Exercise instructions - Copy out the listing that follows, exact in every word, and skip the images.

------------------------------------------------------------------------

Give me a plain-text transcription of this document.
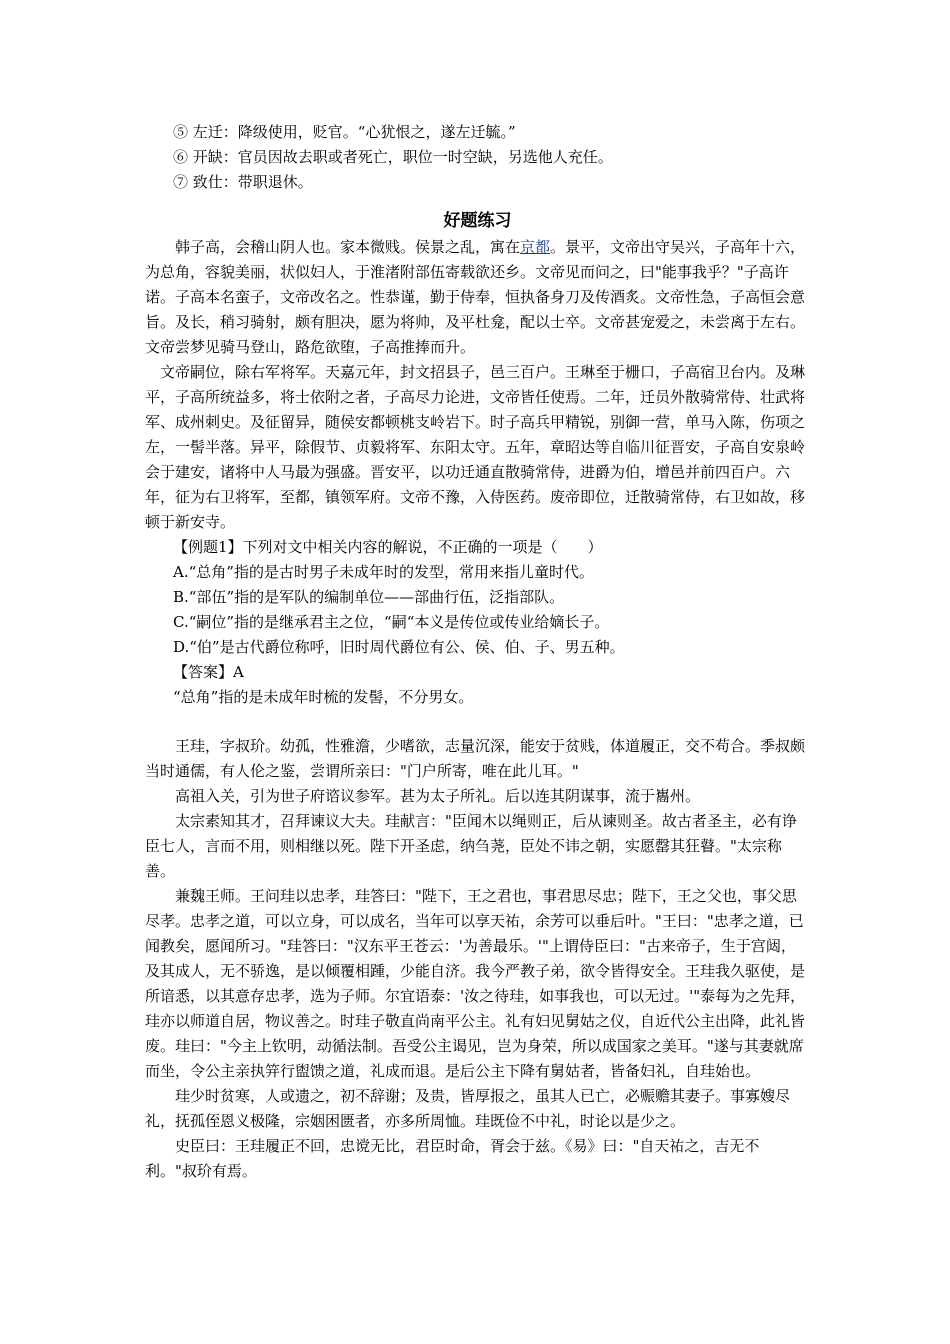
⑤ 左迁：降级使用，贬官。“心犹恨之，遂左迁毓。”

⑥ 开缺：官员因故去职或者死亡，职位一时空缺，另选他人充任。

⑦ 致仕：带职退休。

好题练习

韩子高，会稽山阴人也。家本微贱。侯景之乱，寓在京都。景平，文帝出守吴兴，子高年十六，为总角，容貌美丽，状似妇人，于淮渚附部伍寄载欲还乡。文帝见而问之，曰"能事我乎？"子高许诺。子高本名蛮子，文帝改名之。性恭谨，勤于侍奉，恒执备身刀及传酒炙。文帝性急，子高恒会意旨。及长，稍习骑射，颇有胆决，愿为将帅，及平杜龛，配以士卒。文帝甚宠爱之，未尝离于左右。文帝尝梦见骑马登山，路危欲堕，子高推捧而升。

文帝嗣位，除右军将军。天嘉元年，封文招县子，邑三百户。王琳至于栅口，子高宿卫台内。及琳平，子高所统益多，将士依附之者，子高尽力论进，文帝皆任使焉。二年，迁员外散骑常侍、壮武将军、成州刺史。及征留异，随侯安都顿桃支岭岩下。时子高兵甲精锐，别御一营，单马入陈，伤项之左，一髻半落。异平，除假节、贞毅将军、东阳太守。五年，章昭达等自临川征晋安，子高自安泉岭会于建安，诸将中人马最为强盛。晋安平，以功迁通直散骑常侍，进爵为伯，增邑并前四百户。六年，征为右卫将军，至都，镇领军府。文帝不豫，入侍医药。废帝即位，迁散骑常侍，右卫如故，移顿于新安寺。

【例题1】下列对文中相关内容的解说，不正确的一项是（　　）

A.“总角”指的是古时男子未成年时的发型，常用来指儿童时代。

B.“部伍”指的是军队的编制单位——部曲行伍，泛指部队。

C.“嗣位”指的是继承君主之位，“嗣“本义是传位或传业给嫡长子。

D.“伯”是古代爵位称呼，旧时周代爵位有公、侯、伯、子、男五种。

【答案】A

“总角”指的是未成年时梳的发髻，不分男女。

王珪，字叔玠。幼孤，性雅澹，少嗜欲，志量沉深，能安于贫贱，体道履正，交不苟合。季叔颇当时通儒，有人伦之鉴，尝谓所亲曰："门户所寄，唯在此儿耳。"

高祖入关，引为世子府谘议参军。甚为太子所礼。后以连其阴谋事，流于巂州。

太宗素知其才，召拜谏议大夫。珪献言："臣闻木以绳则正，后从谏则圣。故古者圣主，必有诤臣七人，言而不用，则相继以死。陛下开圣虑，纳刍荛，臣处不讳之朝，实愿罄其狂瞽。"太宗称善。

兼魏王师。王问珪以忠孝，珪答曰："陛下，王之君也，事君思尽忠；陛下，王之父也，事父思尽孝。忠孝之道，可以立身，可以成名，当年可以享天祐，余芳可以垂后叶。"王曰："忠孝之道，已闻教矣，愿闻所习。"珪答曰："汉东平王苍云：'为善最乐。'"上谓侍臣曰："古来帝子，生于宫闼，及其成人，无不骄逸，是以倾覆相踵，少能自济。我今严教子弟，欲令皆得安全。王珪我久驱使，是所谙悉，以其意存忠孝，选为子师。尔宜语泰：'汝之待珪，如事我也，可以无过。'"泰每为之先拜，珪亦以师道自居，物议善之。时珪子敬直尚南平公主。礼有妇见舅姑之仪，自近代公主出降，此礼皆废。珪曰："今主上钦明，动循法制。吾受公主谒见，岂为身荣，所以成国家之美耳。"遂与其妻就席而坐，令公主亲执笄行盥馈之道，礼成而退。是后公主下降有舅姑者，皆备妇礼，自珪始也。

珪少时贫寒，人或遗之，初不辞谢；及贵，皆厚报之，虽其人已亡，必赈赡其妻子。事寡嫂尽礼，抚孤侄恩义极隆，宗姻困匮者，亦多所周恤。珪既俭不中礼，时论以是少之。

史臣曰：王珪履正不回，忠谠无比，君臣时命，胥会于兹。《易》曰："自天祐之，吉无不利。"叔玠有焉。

------------------------------------------------------------------------

Task answer -
Give me a plain-text transcription of this document.
⑤ 左迁：降级使用，贬官。“心犹恨之，遂左迁毓。”

⑥ 开缺：官员因故去职或者死亡，职位一时空缺，另选他人充任。

⑦ 致仕：带职退休。

好题练习

韩子高，会稽山阴人也。家本微贱。侯景之乱，寓在京都。景平，文帝出守吴兴，子高年十六，为总角，容貌美丽，状似妇人，于淮渚附部伍寄载欲还乡。文帝见而问之，曰"能事我乎？"子高许诺。子高本名蛮子，文帝改名之。性恭谨，勤于侍奉，恒执备身刀及传酒炙。文帝性急，子高恒会意旨。及长，稍习骑射，颇有胆决，愿为将帅，及平杜龛，配以士卒。文帝甚宠爱之，未尝离于左右。文帝尝梦见骑马登山，路危欲堕，子高推捧而升。

文帝嗣位，除右军将军。天嘉元年，封文招县子，邑三百户。王琳至于栅口，子高宿卫台内。及琳平，子高所统益多，将士依附之者，子高尽力论进，文帝皆任使焉。二年，迁员外散骑常侍、壮武将军、成州刺史。及征留异，随侯安都顿桃支岭岩下。时子高兵甲精锐，别御一营，单马入陈，伤项之左，一髻半落。异平，除假节、贞毅将军、东阳太守。五年，章昭达等自临川征晋安，子高自安泉岭会于建安，诸将中人马最为强盛。晋安平，以功迁通直散骑常侍，进爵为伯，增邑并前四百户。六年，征为右卫将军，至都，镇领军府。文帝不豫，入侍医药。废帝即位，迁散骑常侍，右卫如故，移顿于新安寺。

【例题1】下列对文中相关内容的解说，不正确的一项是（　　）

A.“总角”指的是古时男子未成年时的发型，常用来指儿童时代。

B.“部伍”指的是军队的编制单位——部曲行伍，泛指部队。

C.“嗣位”指的是继承君主之位，“嗣“本义是传位或传业给嫡长子。

D.“伯”是古代爵位称呼，旧时周代爵位有公、侯、伯、子、男五种。

【答案】A

“总角”指的是未成年时梳的发髻，不分男女。

王珪，字叔玠。幼孤，性雅澹，少嗜欲，志量沉深，能安于贫贱，体道履正，交不苟合。季叔颇当时通儒，有人伦之鉴，尝谓所亲曰："门户所寄，唯在此儿耳。"

高祖入关，引为世子府谘议参军。甚为太子所礼。后以连其阴谋事，流于巂州。

太宗素知其才，召拜谏议大夫。珪献言："臣闻木以绳则正，后从谏则圣。故古者圣主，必有诤臣七人，言而不用，则相继以死。陛下开圣虑，纳刍荛，臣处不讳之朝，实愿罄其狂瞽。"太宗称善。

兼魏王师。王问珪以忠孝，珪答曰："陛下，王之君也，事君思尽忠；陛下，王之父也，事父思尽孝。忠孝之道，可以立身，可以成名，当年可以享天祐，余芳可以垂后叶。"王曰："忠孝之道，已闻教矣，愿闻所习。"珪答曰："汉东平王苍云：'为善最乐。'"上谓侍臣曰："古来帝子，生于宫闼，及其成人，无不骄逸，是以倾覆相踵，少能自济。我今严教子弟，欲令皆得安全。王珪我久驱使，是所谙悉，以其意存忠孝，选为子师。尔宜语泰：'汝之待珪，如事我也，可以无过。'"泰每为之先拜，珪亦以师道自居，物议善之。时珪子敬直尚南平公主。礼有妇见舅姑之仪，自近代公主出降，此礼皆废。珪曰："今主上钦明，动循法制。吾受公主谒见，岂为身荣，所以成国家之美耳。"遂与其妻就席而坐，令公主亲执笄行盥馈之道，礼成而退。是后公主下降有舅姑者，皆备妇礼，自珪始也。

珪少时贫寒，人或遗之，初不辞谢；及贵，皆厚报之，虽其人已亡，必赈赡其妻子。事寡嫂尽礼，抚孤侄恩义极隆，宗姻困匮者，亦多所周恤。珪既俭不中礼，时论以是少之。

史臣曰：王珪履正不回，忠谠无比，君臣时命，胥会于兹。《易》曰："自天祐之，吉无不利。"叔玠有焉。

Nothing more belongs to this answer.